§ **What is asked**
Pull each line holding "content" out of the entries below.

§ **Supplied data**

↓↓↓

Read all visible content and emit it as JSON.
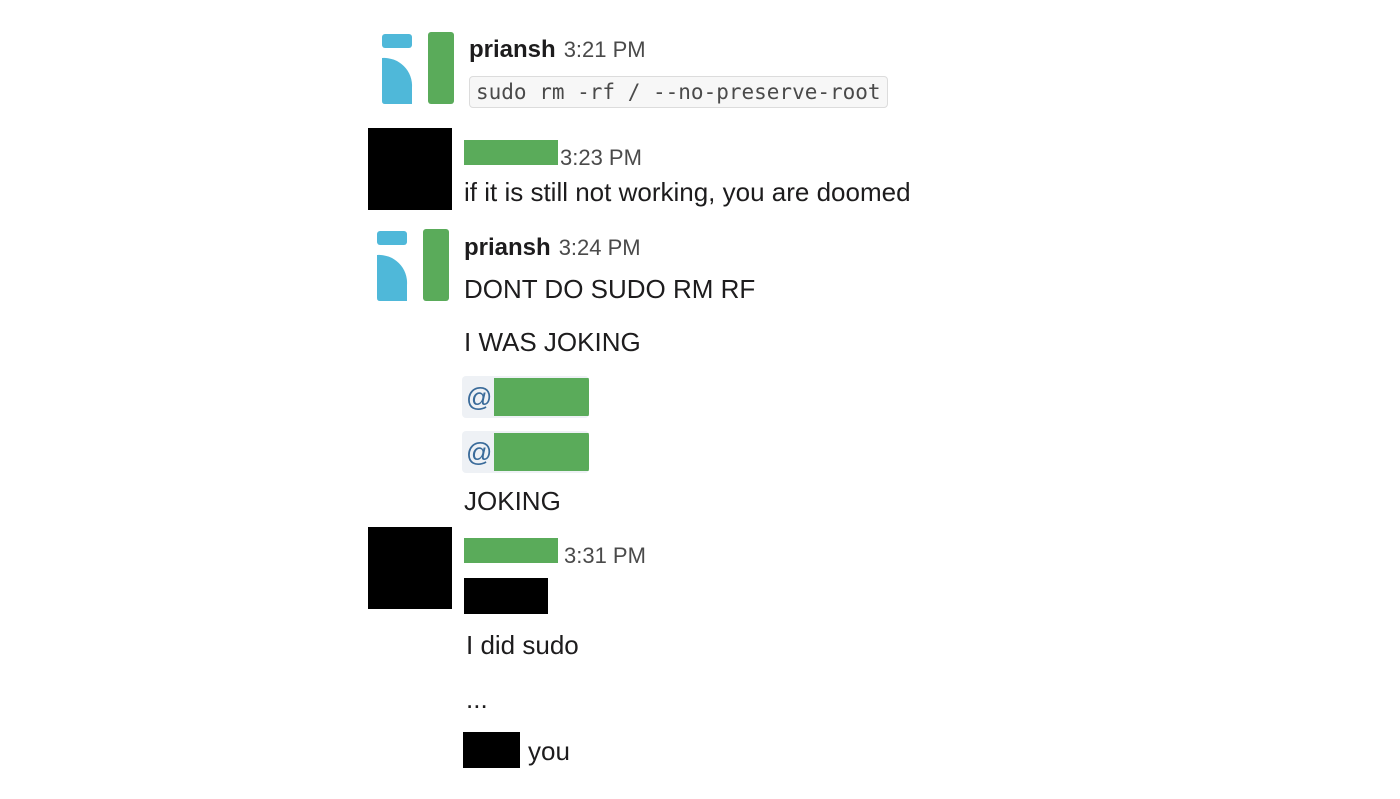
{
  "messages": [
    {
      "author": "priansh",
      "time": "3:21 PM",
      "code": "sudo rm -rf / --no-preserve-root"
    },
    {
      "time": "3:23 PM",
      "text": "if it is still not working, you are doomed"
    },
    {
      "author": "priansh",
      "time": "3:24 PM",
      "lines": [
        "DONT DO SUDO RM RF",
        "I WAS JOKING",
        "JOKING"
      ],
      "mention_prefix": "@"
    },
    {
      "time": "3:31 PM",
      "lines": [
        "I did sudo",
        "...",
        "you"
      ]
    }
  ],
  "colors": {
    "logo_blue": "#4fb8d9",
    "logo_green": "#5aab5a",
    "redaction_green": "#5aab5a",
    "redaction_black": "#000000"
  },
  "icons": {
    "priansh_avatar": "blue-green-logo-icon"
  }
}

↑↑↑
↓↓↓

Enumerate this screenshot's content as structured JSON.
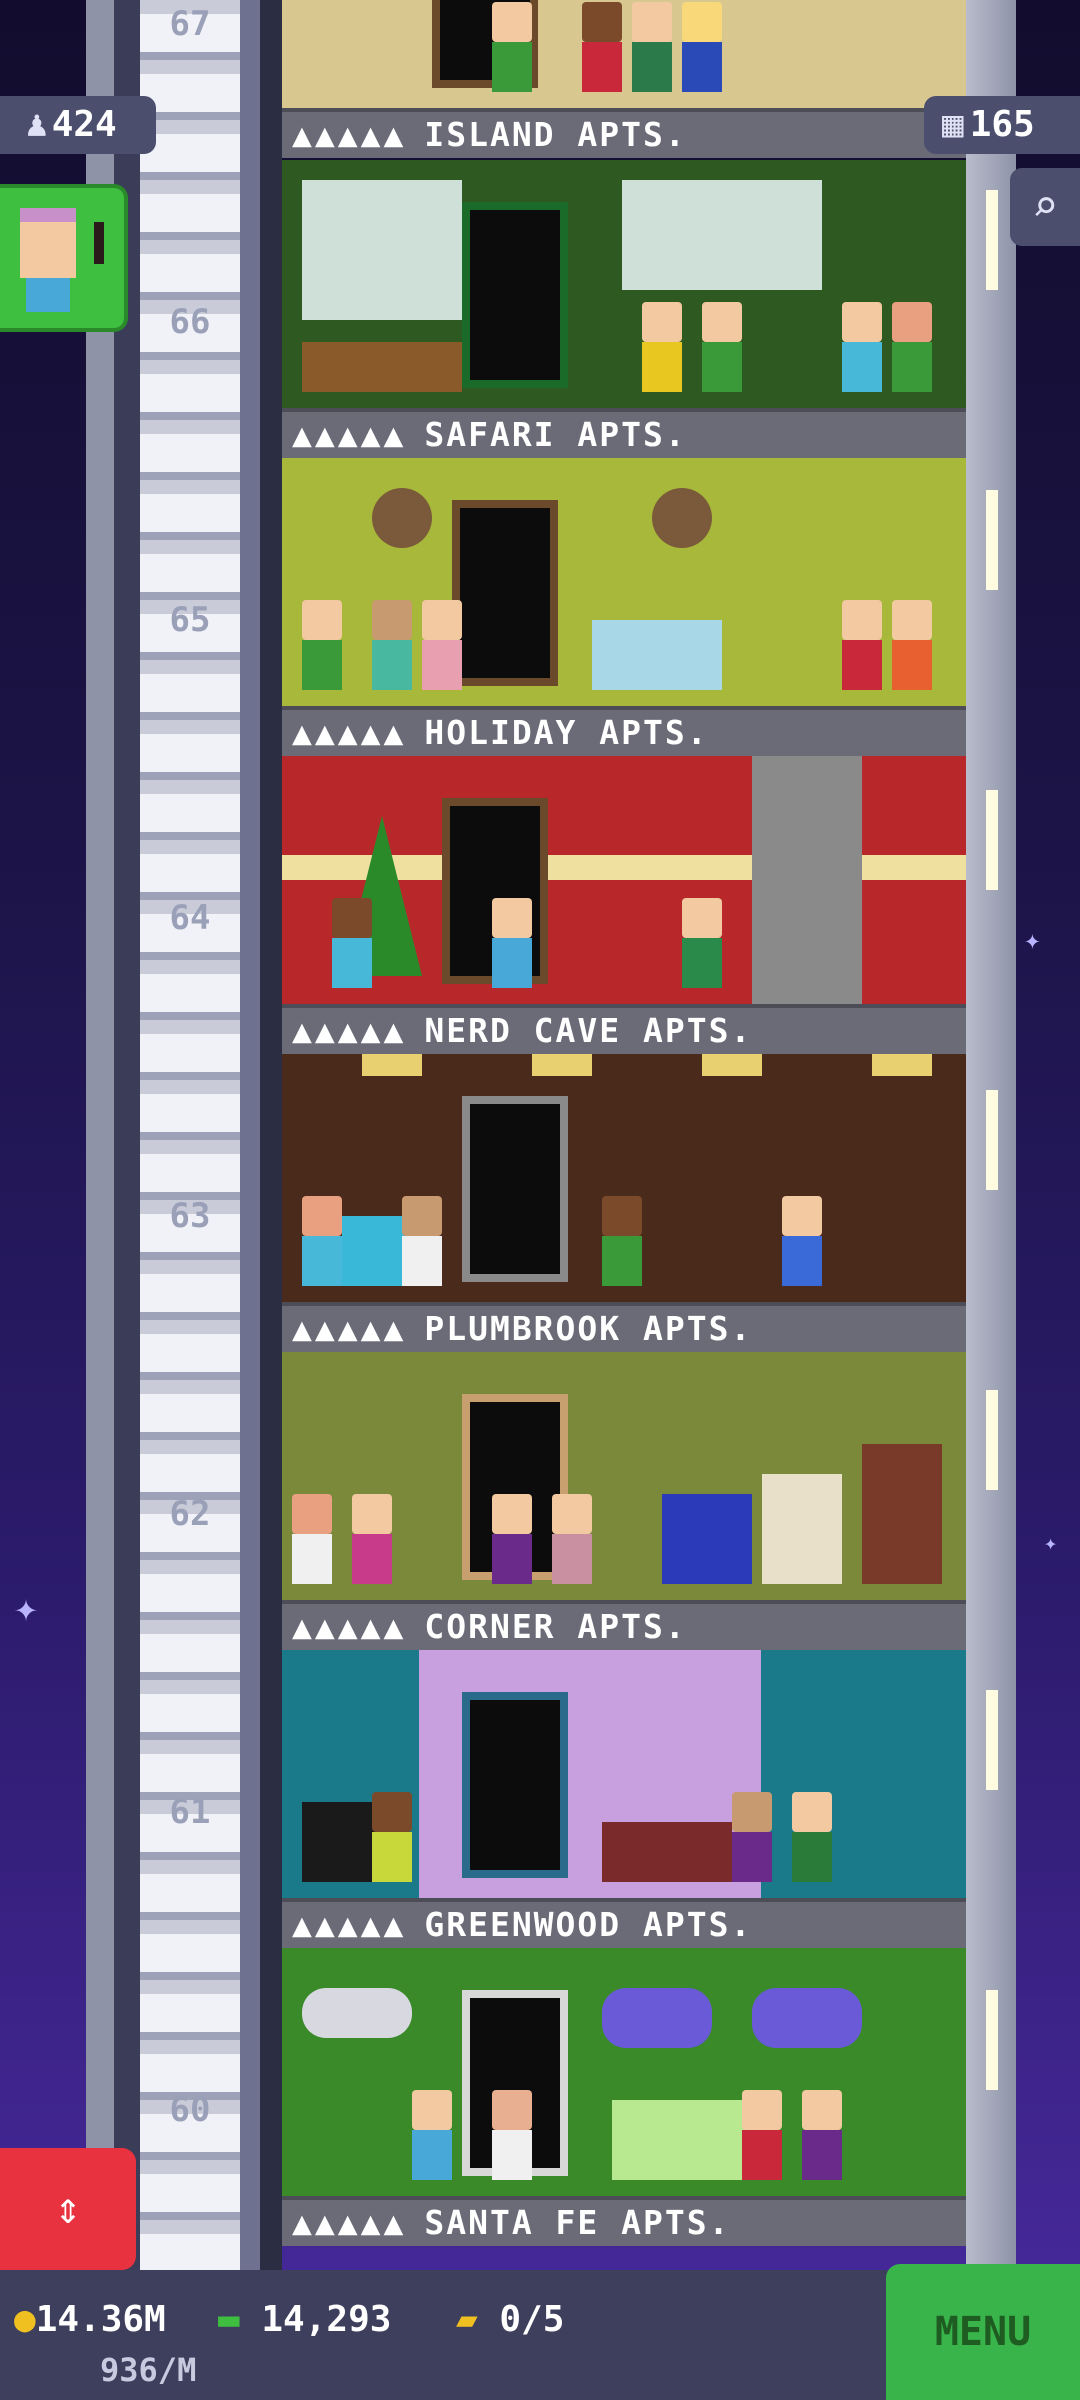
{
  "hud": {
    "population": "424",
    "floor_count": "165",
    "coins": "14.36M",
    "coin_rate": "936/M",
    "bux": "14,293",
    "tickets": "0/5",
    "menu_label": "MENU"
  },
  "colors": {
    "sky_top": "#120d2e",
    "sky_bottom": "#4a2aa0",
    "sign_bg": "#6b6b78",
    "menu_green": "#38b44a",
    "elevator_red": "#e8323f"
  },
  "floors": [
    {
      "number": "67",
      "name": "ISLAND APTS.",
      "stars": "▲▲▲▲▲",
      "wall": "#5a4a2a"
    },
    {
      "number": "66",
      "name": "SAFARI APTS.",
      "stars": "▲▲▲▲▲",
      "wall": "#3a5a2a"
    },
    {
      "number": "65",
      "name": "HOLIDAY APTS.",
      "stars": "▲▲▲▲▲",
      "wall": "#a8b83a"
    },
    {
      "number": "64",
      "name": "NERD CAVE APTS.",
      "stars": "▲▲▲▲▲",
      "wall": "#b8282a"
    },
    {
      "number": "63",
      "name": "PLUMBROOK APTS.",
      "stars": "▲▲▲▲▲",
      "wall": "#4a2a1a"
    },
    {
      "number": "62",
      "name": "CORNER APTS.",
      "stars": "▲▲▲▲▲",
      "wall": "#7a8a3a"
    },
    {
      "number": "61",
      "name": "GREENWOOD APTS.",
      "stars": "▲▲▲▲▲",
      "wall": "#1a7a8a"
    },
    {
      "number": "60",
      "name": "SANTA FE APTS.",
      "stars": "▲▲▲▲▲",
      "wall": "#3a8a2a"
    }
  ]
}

↑↑↑
↓↓↓

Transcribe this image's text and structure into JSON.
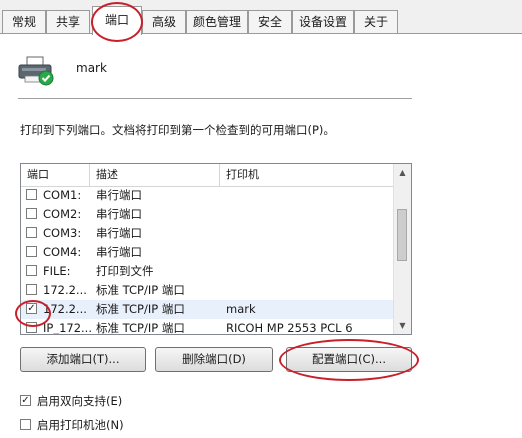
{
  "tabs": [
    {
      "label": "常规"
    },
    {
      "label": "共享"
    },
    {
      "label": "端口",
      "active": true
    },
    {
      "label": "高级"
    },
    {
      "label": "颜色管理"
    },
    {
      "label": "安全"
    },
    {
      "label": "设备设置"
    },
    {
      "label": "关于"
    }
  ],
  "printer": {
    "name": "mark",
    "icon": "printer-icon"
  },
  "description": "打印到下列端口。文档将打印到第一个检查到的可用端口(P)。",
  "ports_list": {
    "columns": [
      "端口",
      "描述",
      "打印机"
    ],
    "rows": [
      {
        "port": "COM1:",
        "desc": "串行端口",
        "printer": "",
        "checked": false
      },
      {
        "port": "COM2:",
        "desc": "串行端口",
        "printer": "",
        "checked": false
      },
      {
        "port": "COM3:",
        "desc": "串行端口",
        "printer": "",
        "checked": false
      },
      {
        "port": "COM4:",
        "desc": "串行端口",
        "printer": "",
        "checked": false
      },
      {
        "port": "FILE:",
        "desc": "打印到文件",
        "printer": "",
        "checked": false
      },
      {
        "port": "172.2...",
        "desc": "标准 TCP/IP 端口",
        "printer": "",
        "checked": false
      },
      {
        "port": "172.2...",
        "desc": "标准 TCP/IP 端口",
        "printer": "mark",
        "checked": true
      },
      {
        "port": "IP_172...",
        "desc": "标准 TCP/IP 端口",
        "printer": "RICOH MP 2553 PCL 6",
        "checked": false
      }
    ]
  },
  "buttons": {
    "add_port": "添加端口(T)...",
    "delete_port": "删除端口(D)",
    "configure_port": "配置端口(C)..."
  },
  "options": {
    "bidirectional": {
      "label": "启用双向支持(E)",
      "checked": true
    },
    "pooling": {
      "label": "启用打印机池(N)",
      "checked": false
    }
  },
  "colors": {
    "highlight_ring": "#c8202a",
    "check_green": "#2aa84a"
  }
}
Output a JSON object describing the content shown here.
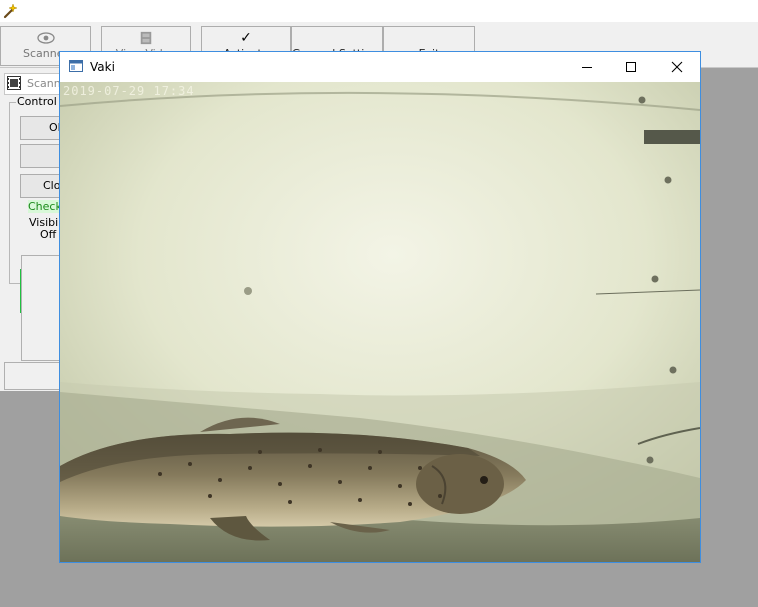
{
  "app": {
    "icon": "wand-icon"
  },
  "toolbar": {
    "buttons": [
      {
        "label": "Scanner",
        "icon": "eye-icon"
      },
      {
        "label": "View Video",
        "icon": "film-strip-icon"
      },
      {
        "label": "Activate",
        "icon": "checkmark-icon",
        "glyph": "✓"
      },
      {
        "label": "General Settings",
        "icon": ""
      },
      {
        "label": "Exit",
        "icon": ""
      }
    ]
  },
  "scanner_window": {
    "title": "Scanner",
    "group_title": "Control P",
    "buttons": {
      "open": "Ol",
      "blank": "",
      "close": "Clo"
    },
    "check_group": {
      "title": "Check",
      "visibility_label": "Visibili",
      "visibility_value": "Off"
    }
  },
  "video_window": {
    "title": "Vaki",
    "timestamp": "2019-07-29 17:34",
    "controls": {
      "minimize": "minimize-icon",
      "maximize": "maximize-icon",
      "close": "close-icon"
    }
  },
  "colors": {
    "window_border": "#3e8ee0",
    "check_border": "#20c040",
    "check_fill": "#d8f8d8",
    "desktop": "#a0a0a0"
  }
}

↑↑↑

§ **Full answer**
Read all visible content and emit it as JSON.
Enumerate this screenshot's content as structured JSON.
Output a JSON object describing the content shown here.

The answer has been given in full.